Gather each line in the entries that includes the string "Windows".
++++ Input rows ++++
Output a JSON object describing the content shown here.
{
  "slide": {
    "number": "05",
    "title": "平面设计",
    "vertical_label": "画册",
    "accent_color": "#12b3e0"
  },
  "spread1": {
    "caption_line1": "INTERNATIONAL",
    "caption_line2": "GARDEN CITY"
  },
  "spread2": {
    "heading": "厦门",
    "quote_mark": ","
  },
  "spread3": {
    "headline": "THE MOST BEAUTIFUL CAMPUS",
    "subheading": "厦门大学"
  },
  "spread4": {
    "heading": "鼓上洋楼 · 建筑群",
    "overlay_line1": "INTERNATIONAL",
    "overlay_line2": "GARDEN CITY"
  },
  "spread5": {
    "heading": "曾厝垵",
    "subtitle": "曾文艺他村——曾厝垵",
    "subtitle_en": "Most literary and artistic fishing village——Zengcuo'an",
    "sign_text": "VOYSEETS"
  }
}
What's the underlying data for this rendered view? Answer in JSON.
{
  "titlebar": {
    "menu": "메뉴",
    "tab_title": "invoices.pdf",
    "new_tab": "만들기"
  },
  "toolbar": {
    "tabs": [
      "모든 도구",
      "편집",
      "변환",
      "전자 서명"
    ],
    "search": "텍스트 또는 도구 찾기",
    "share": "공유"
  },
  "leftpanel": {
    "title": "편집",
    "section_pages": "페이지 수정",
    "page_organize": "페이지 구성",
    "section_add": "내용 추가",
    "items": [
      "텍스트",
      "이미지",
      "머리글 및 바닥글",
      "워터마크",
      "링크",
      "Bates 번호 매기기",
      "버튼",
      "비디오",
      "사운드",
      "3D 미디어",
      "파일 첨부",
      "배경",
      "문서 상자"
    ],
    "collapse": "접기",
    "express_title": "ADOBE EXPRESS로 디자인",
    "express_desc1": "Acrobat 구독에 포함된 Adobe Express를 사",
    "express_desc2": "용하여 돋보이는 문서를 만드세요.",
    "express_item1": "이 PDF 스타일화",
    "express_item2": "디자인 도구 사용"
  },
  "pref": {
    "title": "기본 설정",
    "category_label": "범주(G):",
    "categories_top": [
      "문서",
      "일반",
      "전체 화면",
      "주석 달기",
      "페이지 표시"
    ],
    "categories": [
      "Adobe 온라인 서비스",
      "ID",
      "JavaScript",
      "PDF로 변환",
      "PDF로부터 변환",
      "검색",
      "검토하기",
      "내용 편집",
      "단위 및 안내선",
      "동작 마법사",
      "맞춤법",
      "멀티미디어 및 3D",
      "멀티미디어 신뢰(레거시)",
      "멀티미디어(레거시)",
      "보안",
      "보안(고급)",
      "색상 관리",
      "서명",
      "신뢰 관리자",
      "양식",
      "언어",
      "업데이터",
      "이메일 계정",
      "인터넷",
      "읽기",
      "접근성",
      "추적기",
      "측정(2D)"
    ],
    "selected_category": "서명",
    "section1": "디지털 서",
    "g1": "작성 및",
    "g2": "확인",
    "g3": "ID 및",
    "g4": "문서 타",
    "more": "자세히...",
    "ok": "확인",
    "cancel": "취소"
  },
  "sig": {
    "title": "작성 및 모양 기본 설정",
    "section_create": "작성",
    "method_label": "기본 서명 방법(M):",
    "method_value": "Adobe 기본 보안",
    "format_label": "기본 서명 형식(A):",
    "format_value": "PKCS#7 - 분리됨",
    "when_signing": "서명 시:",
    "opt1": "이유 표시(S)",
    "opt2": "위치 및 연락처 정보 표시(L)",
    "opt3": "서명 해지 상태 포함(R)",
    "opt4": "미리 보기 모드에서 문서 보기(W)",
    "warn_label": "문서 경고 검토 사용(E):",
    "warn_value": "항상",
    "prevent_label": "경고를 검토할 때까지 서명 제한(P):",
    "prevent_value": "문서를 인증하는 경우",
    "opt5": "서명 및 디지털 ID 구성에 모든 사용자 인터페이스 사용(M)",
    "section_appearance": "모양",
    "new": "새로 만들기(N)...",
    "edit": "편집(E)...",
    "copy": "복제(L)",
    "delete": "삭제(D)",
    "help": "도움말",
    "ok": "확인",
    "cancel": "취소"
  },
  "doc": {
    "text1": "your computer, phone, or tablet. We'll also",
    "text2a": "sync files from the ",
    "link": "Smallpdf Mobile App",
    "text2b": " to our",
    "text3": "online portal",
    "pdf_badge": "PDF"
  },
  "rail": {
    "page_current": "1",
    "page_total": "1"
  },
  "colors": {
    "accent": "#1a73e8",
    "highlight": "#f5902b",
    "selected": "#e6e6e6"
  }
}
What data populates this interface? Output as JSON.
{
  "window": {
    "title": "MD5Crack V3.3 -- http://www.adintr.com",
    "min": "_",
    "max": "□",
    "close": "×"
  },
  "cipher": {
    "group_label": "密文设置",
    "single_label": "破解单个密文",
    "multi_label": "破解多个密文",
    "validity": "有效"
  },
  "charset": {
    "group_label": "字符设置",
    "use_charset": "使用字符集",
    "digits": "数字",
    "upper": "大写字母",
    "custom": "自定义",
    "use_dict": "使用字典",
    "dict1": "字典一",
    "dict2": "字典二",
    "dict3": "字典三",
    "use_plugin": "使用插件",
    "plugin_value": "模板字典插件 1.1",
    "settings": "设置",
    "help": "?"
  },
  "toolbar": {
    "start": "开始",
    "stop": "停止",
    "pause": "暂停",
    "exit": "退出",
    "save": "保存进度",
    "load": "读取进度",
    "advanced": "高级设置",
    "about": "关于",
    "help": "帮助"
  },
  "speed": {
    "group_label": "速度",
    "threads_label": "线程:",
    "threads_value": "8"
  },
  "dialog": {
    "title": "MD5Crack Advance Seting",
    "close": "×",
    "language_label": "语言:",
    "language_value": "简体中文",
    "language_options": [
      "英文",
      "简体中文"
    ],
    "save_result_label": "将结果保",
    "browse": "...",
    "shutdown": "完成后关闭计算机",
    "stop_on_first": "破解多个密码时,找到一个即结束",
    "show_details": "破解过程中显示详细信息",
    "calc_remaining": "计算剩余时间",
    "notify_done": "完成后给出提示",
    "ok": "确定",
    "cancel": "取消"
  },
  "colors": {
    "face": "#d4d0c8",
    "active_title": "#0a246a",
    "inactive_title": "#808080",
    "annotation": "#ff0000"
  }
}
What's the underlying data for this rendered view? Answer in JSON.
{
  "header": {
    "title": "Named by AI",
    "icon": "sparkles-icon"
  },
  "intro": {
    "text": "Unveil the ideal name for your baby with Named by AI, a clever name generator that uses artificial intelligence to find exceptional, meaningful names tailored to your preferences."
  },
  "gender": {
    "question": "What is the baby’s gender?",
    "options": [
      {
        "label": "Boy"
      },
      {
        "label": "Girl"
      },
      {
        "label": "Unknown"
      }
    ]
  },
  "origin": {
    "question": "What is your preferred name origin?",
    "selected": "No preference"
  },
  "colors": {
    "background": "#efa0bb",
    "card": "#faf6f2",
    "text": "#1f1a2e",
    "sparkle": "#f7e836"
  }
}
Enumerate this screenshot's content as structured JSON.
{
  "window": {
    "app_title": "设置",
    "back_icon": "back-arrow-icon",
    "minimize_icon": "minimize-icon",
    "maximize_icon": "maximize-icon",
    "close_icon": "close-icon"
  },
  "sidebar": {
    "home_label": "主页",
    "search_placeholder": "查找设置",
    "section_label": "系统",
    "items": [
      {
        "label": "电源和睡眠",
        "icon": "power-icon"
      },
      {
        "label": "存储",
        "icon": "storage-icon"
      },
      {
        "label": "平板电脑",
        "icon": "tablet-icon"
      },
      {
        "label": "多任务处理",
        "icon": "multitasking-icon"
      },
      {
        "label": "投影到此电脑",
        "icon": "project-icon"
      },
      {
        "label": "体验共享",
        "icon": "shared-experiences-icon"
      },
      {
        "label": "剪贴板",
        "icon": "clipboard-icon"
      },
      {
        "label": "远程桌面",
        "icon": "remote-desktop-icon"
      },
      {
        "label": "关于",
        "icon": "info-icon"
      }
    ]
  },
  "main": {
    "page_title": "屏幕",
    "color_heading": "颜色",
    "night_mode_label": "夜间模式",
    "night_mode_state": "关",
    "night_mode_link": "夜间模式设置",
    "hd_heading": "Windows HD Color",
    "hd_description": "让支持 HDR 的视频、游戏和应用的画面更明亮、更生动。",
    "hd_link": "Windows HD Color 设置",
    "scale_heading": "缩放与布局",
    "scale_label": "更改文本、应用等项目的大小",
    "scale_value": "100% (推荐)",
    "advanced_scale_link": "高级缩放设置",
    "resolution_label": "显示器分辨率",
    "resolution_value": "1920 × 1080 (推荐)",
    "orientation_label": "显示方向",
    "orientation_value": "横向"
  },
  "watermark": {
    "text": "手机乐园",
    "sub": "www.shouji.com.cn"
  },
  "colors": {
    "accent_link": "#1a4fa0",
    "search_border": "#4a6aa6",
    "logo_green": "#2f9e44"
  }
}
++++
● Result
    "hd_heading": "Windows HD Color",
    "hd_link": "Windows HD Color 设置",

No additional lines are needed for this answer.